EXERCISE DIRECTIONS — Repeat each line word for word.

(Stored data)
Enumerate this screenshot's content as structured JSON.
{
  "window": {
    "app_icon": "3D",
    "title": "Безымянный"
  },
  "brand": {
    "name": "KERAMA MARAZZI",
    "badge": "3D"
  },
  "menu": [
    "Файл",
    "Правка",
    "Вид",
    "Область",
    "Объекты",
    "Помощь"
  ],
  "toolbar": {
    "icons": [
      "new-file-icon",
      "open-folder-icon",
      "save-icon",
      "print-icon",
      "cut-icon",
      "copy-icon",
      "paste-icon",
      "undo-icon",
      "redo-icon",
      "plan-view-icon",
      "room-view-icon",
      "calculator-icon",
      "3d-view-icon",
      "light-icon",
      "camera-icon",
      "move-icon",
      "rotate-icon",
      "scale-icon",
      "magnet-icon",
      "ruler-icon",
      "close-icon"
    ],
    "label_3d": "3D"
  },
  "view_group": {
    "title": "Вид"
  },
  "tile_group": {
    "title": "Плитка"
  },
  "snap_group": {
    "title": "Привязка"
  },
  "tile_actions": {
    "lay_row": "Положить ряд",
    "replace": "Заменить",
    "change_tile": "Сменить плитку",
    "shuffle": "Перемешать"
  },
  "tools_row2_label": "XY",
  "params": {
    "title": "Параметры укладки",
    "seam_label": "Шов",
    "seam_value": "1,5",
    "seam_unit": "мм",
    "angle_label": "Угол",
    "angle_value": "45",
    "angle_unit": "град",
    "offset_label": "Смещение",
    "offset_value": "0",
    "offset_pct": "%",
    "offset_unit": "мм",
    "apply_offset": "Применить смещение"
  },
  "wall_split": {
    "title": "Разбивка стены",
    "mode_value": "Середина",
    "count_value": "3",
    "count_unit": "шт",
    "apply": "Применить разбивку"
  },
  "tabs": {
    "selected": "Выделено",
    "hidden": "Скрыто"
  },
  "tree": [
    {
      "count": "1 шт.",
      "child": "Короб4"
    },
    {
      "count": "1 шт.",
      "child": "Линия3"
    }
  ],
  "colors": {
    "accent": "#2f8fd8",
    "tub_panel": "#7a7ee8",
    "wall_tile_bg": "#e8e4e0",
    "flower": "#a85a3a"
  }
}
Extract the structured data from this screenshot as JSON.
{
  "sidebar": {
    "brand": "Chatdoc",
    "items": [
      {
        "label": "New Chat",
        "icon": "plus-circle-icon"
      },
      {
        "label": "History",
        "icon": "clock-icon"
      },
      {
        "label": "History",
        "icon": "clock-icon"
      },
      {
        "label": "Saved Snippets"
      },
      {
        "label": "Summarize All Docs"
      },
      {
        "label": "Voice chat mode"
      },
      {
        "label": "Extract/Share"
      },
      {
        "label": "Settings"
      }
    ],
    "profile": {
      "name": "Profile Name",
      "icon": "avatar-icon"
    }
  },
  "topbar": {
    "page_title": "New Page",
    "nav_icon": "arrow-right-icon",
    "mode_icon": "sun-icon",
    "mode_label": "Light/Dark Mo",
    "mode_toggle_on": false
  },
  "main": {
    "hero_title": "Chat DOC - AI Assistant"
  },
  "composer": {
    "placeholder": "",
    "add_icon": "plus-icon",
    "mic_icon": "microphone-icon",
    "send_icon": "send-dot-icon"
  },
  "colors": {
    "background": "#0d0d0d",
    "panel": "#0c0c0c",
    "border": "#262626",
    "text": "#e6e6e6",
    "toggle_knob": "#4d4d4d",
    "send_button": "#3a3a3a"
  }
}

COMPLETED TASK —
Enumerate this screenshot's content as structured JSON.
{
  "window": {
    "app_icon": "3D",
    "title": "Безымянный"
  },
  "brand": {
    "name": "KERAMA MARAZZI",
    "badge": "3D"
  },
  "menu": [
    "Файл",
    "Правка",
    "Вид",
    "Область",
    "Объекты",
    "Помощь"
  ],
  "toolbar": {
    "icons": [
      "new-file-icon",
      "open-folder-icon",
      "save-icon",
      "print-icon",
      "cut-icon",
      "copy-icon",
      "paste-icon",
      "undo-icon",
      "redo-icon",
      "plan-view-icon",
      "room-view-icon",
      "calculator-icon",
      "3d-view-icon",
      "light-icon",
      "camera-icon",
      "move-icon",
      "rotate-icon",
      "scale-icon",
      "magnet-icon",
      "ruler-icon",
      "close-icon"
    ],
    "label_3d": "3D"
  },
  "view_group": {
    "title": "Вид"
  },
  "tile_group": {
    "title": "Плитка"
  },
  "snap_group": {
    "title": "Привязка"
  },
  "tile_actions": {
    "lay_row": "Положить ряд",
    "replace": "Заменить",
    "change_tile": "Сменить плитку",
    "shuffle": "Перемешать"
  },
  "tools_row2_label": "XY",
  "params": {
    "title": "Параметры укладки",
    "seam_label": "Шов",
    "seam_value": "1,5",
    "seam_unit": "мм",
    "angle_label": "Угол",
    "angle_value": "45",
    "angle_unit": "град",
    "offset_label": "Смещение",
    "offset_value": "0",
    "offset_pct": "%",
    "offset_unit": "мм",
    "apply_offset": "Применить смещение"
  },
  "wall_split": {
    "title": "Разбивка стены",
    "mode_value": "Середина",
    "count_value": "3",
    "count_unit": "шт",
    "apply": "Применить разбивку"
  },
  "tabs": {
    "selected": "Выделено",
    "hidden": "Скрыто"
  },
  "tree": [
    {
      "count": "1 шт.",
      "child": "Короб4"
    },
    {
      "count": "1 шт.",
      "child": "Линия3"
    }
  ],
  "colors": {
    "accent": "#2f8fd8",
    "tub_panel": "#7a7ee8",
    "wall_tile_bg": "#e8e4e0",
    "flower": "#a85a3a"
  }
}
Extract the structured data from this screenshot as JSON.
{
  "sidebar": {
    "brand": "Chatdoc",
    "items": [
      {
        "label": "New Chat",
        "icon": "plus-circle-icon"
      },
      {
        "label": "History",
        "icon": "clock-icon"
      },
      {
        "label": "History",
        "icon": "clock-icon"
      },
      {
        "label": "Saved Snippets"
      },
      {
        "label": "Summarize All Docs"
      },
      {
        "label": "Voice chat mode"
      },
      {
        "label": "Extract/Share"
      },
      {
        "label": "Settings"
      }
    ],
    "profile": {
      "name": "Profile Name",
      "icon": "avatar-icon"
    }
  },
  "topbar": {
    "page_title": "New Page",
    "nav_icon": "arrow-right-icon",
    "mode_icon": "sun-icon",
    "mode_label": "Light/Dark Mo",
    "mode_toggle_on": false
  },
  "main": {
    "hero_title": "Chat DOC - AI Assistant"
  },
  "composer": {
    "placeholder": "",
    "add_icon": "plus-icon",
    "mic_icon": "microphone-icon",
    "send_icon": "send-dot-icon"
  },
  "colors": {
    "background": "#0d0d0d",
    "panel": "#0c0c0c",
    "border": "#262626",
    "text": "#e6e6e6",
    "toggle_knob": "#4d4d4d",
    "send_button": "#3a3a3a"
  }
}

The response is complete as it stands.